Data entries
■ ■ ■ ■ ■ ■ ■
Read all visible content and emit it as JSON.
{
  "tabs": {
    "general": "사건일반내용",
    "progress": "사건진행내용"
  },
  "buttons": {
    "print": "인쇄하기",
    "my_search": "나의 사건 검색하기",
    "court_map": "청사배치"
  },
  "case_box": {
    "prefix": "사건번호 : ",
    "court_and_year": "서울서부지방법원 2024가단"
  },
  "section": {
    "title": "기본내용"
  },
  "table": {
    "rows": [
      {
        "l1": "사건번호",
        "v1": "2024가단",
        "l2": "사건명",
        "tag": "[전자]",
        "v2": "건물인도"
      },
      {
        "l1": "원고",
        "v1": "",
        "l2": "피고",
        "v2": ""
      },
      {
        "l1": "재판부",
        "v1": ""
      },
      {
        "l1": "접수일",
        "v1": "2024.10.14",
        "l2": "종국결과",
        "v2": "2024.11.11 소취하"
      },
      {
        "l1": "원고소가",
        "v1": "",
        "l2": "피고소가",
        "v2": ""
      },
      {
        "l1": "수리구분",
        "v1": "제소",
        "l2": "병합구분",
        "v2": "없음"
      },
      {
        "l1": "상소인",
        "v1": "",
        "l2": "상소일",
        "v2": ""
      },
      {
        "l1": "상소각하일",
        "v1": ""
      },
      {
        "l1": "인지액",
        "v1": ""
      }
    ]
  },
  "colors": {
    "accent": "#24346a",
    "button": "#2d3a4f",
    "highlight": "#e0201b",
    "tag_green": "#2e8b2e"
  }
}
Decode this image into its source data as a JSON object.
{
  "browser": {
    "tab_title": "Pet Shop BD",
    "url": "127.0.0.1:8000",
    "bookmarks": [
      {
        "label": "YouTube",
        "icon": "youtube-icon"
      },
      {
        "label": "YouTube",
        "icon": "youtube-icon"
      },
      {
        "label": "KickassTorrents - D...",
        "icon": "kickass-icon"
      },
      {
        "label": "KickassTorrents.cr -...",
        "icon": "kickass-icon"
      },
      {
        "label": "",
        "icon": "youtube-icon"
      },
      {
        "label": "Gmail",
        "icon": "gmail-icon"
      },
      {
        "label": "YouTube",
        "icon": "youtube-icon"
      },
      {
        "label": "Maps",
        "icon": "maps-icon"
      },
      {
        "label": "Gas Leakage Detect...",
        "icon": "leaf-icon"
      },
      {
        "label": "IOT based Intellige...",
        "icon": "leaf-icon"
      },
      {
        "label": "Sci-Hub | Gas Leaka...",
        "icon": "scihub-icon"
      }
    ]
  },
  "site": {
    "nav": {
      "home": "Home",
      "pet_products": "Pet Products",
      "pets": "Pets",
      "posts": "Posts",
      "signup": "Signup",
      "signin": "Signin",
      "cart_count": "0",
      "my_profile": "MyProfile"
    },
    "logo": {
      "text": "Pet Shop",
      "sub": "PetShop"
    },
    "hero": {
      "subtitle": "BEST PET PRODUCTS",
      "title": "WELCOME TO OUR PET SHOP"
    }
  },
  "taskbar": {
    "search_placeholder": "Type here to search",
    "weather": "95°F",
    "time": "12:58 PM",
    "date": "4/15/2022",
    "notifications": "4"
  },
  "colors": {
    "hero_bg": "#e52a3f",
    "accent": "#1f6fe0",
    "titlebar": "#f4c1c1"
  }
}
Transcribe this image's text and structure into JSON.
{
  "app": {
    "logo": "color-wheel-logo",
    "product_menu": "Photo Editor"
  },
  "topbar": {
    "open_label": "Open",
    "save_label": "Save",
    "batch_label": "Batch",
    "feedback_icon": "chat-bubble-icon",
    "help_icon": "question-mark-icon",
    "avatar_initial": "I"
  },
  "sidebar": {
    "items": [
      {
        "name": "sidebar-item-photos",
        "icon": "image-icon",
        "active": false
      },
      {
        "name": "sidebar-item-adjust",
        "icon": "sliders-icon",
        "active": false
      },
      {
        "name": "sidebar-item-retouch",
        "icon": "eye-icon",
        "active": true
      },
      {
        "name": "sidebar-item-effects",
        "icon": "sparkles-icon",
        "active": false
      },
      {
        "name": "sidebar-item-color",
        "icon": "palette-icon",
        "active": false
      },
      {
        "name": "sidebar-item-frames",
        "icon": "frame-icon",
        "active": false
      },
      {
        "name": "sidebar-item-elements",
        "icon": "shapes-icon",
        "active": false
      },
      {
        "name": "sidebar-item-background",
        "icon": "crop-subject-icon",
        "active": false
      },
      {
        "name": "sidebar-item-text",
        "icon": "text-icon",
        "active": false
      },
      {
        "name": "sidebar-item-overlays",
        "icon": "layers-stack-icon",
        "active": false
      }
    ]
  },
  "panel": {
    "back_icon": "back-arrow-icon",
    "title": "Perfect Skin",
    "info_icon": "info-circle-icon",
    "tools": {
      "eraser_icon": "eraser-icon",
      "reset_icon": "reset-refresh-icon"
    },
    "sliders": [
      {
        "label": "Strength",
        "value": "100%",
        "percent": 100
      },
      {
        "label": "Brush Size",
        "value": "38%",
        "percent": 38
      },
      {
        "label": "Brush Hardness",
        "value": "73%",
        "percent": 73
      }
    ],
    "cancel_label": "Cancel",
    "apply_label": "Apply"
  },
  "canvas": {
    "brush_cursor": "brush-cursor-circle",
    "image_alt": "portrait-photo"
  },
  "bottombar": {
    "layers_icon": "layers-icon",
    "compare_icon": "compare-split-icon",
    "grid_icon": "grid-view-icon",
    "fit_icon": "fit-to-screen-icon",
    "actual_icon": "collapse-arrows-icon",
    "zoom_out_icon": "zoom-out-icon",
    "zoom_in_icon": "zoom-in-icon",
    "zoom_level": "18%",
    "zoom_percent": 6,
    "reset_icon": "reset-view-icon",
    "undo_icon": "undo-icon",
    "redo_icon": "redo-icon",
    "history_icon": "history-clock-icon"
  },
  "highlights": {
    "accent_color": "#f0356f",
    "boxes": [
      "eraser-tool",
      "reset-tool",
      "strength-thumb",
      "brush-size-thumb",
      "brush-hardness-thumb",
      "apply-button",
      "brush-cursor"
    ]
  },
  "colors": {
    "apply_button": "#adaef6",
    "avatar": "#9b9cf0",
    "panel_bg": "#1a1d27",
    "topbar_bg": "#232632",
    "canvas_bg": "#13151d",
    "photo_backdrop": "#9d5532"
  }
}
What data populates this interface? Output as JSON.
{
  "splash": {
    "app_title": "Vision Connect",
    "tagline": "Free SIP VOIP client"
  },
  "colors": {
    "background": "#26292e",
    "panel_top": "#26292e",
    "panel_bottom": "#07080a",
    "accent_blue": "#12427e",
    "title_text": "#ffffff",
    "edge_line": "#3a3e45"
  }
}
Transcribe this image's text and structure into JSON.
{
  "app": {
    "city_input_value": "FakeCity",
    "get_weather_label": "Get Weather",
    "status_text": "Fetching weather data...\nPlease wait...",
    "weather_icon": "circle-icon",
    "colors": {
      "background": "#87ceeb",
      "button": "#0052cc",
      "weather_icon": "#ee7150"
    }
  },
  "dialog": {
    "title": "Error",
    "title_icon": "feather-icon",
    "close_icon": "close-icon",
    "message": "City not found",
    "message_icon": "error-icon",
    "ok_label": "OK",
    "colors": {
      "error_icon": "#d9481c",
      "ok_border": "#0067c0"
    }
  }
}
■ ■ ■ ■ ■ ■ ■
## EXERCISE DIRECTIONS
Each line must be given again exactly as written above.

## EXERCISE RESPONSE
Read all visible content and emit it as JSON.
{
  "tabs": {
    "general": "사건일반내용",
    "progress": "사건진행내용"
  },
  "buttons": {
    "print": "인쇄하기",
    "my_search": "나의 사건 검색하기",
    "court_map": "청사배치"
  },
  "case_box": {
    "prefix": "사건번호 : ",
    "court_and_year": "서울서부지방법원 2024가단"
  },
  "section": {
    "title": "기본내용"
  },
  "table": {
    "rows": [
      {
        "l1": "사건번호",
        "v1": "2024가단",
        "l2": "사건명",
        "tag": "[전자]",
        "v2": "건물인도"
      },
      {
        "l1": "원고",
        "v1": "",
        "l2": "피고",
        "v2": ""
      },
      {
        "l1": "재판부",
        "v1": ""
      },
      {
        "l1": "접수일",
        "v1": "2024.10.14",
        "l2": "종국결과",
        "v2": "2024.11.11 소취하"
      },
      {
        "l1": "원고소가",
        "v1": "",
        "l2": "피고소가",
        "v2": ""
      },
      {
        "l1": "수리구분",
        "v1": "제소",
        "l2": "병합구분",
        "v2": "없음"
      },
      {
        "l1": "상소인",
        "v1": "",
        "l2": "상소일",
        "v2": ""
      },
      {
        "l1": "상소각하일",
        "v1": ""
      },
      {
        "l1": "인지액",
        "v1": ""
      }
    ]
  },
  "colors": {
    "accent": "#24346a",
    "button": "#2d3a4f",
    "highlight": "#e0201b",
    "tag_green": "#2e8b2e"
  }
}
Decode this image into its source data as a JSON object.
{
  "browser": {
    "tab_title": "Pet Shop BD",
    "url": "127.0.0.1:8000",
    "bookmarks": [
      {
        "label": "YouTube",
        "icon": "youtube-icon"
      },
      {
        "label": "YouTube",
        "icon": "youtube-icon"
      },
      {
        "label": "KickassTorrents - D...",
        "icon": "kickass-icon"
      },
      {
        "label": "KickassTorrents.cr -...",
        "icon": "kickass-icon"
      },
      {
        "label": "",
        "icon": "youtube-icon"
      },
      {
        "label": "Gmail",
        "icon": "gmail-icon"
      },
      {
        "label": "YouTube",
        "icon": "youtube-icon"
      },
      {
        "label": "Maps",
        "icon": "maps-icon"
      },
      {
        "label": "Gas Leakage Detect...",
        "icon": "leaf-icon"
      },
      {
        "label": "IOT based Intellige...",
        "icon": "leaf-icon"
      },
      {
        "label": "Sci-Hub | Gas Leaka...",
        "icon": "scihub-icon"
      }
    ]
  },
  "site": {
    "nav": {
      "home": "Home",
      "pet_products": "Pet Products",
      "pets": "Pets",
      "posts": "Posts",
      "signup": "Signup",
      "signin": "Signin",
      "cart_count": "0",
      "my_profile": "MyProfile"
    },
    "logo": {
      "text": "Pet Shop",
      "sub": "PetShop"
    },
    "hero": {
      "subtitle": "BEST PET PRODUCTS",
      "title": "WELCOME TO OUR PET SHOP"
    }
  },
  "taskbar": {
    "search_placeholder": "Type here to search",
    "weather": "95°F",
    "time": "12:58 PM",
    "date": "4/15/2022",
    "notifications": "4"
  },
  "colors": {
    "hero_bg": "#e52a3f",
    "accent": "#1f6fe0",
    "titlebar": "#f4c1c1"
  }
}
Transcribe this image's text and structure into JSON.
{
  "app": {
    "logo": "color-wheel-logo",
    "product_menu": "Photo Editor"
  },
  "topbar": {
    "open_label": "Open",
    "save_label": "Save",
    "batch_label": "Batch",
    "feedback_icon": "chat-bubble-icon",
    "help_icon": "question-mark-icon",
    "avatar_initial": "I"
  },
  "sidebar": {
    "items": [
      {
        "name": "sidebar-item-photos",
        "icon": "image-icon",
        "active": false
      },
      {
        "name": "sidebar-item-adjust",
        "icon": "sliders-icon",
        "active": false
      },
      {
        "name": "sidebar-item-retouch",
        "icon": "eye-icon",
        "active": true
      },
      {
        "name": "sidebar-item-effects",
        "icon": "sparkles-icon",
        "active": false
      },
      {
        "name": "sidebar-item-color",
        "icon": "palette-icon",
        "active": false
      },
      {
        "name": "sidebar-item-frames",
        "icon": "frame-icon",
        "active": false
      },
      {
        "name": "sidebar-item-elements",
        "icon": "shapes-icon",
        "active": false
      },
      {
        "name": "sidebar-item-background",
        "icon": "crop-subject-icon",
        "active": false
      },
      {
        "name": "sidebar-item-text",
        "icon": "text-icon",
        "active": false
      },
      {
        "name": "sidebar-item-overlays",
        "icon": "layers-stack-icon",
        "active": false
      }
    ]
  },
  "panel": {
    "back_icon": "back-arrow-icon",
    "title": "Perfect Skin",
    "info_icon": "info-circle-icon",
    "tools": {
      "eraser_icon": "eraser-icon",
      "reset_icon": "reset-refresh-icon"
    },
    "sliders": [
      {
        "label": "Strength",
        "value": "100%",
        "percent": 100
      },
      {
        "label": "Brush Size",
        "value": "38%",
        "percent": 38
      },
      {
        "label": "Brush Hardness",
        "value": "73%",
        "percent": 73
      }
    ],
    "cancel_label": "Cancel",
    "apply_label": "Apply"
  },
  "canvas": {
    "brush_cursor": "brush-cursor-circle",
    "image_alt": "portrait-photo"
  },
  "bottombar": {
    "layers_icon": "layers-icon",
    "compare_icon": "compare-split-icon",
    "grid_icon": "grid-view-icon",
    "fit_icon": "fit-to-screen-icon",
    "actual_icon": "collapse-arrows-icon",
    "zoom_out_icon": "zoom-out-icon",
    "zoom_in_icon": "zoom-in-icon",
    "zoom_level": "18%",
    "zoom_percent": 6,
    "reset_icon": "reset-view-icon",
    "undo_icon": "undo-icon",
    "redo_icon": "redo-icon",
    "history_icon": "history-clock-icon"
  },
  "highlights": {
    "accent_color": "#f0356f",
    "boxes": [
      "eraser-tool",
      "reset-tool",
      "strength-thumb",
      "brush-size-thumb",
      "brush-hardness-thumb",
      "apply-button",
      "brush-cursor"
    ]
  },
  "colors": {
    "apply_button": "#adaef6",
    "avatar": "#9b9cf0",
    "panel_bg": "#1a1d27",
    "topbar_bg": "#232632",
    "canvas_bg": "#13151d",
    "photo_backdrop": "#9d5532"
  }
}
What data populates this interface? Output as JSON.
{
  "splash": {
    "app_title": "Vision Connect",
    "tagline": "Free SIP VOIP client"
  },
  "colors": {
    "background": "#26292e",
    "panel_top": "#26292e",
    "panel_bottom": "#07080a",
    "accent_blue": "#12427e",
    "title_text": "#ffffff",
    "edge_line": "#3a3e45"
  }
}
Transcribe this image's text and structure into JSON.
{
  "app": {
    "city_input_value": "FakeCity",
    "get_weather_label": "Get Weather",
    "status_text": "Fetching weather data...\nPlease wait...",
    "weather_icon": "circle-icon",
    "colors": {
      "background": "#87ceeb",
      "button": "#0052cc",
      "weather_icon": "#ee7150"
    }
  },
  "dialog": {
    "title": "Error",
    "title_icon": "feather-icon",
    "close_icon": "close-icon",
    "message": "City not found",
    "message_icon": "error-icon",
    "ok_label": "OK",
    "colors": {
      "error_icon": "#d9481c",
      "ok_border": "#0067c0"
    }
  }
}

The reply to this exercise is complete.